# Start of Extracted records
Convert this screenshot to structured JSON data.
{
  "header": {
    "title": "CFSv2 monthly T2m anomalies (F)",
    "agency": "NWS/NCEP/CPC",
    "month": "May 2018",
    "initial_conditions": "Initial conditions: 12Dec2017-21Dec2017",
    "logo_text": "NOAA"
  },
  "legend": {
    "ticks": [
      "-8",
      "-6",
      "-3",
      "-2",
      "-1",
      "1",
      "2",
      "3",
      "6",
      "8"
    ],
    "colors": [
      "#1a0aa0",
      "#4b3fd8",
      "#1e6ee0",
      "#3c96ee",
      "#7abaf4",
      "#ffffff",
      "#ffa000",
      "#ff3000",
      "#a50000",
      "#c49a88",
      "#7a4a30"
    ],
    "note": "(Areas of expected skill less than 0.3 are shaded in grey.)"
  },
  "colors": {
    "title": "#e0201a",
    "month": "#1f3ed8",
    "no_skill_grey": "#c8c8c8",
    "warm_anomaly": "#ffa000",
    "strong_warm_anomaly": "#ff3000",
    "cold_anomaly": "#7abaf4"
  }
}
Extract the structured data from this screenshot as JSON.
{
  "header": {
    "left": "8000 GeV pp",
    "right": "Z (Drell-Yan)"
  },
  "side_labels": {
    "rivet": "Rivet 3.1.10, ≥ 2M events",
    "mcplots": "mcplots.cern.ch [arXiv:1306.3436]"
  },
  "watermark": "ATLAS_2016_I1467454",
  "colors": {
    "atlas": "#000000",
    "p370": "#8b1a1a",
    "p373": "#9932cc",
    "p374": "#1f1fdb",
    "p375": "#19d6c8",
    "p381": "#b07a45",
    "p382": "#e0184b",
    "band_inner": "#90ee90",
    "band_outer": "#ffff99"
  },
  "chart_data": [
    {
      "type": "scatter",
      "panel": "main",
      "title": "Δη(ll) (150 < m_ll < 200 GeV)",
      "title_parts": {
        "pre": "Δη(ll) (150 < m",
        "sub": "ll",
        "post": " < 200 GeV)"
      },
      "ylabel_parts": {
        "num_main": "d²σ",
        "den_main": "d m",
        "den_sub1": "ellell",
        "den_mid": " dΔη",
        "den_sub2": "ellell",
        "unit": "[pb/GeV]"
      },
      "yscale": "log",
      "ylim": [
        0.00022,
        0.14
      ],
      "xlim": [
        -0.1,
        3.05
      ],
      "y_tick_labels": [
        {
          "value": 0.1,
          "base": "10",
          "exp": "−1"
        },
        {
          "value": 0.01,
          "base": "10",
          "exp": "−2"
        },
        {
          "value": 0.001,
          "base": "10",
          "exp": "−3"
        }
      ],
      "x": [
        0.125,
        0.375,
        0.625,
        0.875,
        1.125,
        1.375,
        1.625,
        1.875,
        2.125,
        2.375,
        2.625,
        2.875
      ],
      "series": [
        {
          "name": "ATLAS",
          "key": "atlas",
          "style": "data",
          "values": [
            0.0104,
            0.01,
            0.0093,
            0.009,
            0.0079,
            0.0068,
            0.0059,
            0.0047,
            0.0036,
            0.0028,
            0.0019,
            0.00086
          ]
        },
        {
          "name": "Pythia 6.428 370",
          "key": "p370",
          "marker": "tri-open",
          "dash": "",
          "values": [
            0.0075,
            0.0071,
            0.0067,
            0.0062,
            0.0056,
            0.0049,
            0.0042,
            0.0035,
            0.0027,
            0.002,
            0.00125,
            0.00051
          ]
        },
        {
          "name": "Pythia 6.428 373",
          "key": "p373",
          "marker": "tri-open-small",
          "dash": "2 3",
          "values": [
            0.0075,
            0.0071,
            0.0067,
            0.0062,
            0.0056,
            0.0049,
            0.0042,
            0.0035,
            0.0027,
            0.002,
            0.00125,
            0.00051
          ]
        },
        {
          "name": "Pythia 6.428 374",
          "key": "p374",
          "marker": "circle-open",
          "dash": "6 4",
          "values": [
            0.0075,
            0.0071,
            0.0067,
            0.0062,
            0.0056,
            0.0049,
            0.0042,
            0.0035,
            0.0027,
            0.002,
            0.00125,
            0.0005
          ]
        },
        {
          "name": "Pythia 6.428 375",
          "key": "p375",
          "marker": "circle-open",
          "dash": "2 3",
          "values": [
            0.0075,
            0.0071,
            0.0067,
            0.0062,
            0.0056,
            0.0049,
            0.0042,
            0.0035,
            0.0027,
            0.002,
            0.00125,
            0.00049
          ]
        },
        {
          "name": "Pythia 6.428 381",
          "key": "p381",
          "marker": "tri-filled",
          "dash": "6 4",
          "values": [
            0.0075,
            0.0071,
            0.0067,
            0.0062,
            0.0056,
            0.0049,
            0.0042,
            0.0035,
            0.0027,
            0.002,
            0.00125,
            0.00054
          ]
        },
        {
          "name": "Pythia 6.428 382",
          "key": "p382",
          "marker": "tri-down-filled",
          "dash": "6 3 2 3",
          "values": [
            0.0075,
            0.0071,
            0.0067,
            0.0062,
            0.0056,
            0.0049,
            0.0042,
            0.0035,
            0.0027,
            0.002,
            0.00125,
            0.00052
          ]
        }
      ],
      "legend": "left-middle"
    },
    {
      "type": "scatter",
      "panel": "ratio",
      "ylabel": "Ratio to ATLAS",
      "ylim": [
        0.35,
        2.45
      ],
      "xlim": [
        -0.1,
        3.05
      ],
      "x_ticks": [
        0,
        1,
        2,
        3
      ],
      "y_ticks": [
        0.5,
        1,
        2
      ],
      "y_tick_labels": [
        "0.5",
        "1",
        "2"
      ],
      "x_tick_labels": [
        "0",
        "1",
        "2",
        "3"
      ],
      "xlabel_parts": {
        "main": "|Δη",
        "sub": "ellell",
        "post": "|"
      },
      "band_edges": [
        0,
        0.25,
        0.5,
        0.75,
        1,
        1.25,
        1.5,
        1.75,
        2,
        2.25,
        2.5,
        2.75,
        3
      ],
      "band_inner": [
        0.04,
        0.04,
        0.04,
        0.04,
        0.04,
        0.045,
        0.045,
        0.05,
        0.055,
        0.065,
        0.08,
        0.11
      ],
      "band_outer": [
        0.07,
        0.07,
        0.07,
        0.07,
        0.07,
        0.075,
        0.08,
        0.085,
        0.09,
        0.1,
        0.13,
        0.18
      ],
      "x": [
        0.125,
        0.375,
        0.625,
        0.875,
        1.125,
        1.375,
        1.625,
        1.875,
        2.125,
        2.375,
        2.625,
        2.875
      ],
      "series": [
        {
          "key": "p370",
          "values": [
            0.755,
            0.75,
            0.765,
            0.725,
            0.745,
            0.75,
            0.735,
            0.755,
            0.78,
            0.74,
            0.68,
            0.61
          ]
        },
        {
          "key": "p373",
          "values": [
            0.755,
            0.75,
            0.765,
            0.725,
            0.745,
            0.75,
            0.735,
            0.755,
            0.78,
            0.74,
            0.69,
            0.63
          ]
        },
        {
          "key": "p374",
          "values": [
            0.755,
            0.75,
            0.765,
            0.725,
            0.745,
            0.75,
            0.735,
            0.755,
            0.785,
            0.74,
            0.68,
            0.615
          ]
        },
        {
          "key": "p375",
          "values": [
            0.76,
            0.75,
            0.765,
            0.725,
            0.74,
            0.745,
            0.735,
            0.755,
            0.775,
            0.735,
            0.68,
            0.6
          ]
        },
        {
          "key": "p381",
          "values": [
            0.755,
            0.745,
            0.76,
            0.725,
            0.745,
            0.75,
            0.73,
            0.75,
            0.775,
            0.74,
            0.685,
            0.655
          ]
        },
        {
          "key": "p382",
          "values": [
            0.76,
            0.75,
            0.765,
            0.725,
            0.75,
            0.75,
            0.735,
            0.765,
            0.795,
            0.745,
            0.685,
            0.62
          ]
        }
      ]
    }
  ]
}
# End of Extracted records
→ What needs to be done
Locate and copy each line in the data above that includes the word "Pythia".

→ Final result
          "name": "Pythia 6.428 370",
          "name": "Pythia 6.428 373",
          "name": "Pythia 6.428 374",
          "name": "Pythia 6.428 375",
          "name": "Pythia 6.428 381",
          "name": "Pythia 6.428 382",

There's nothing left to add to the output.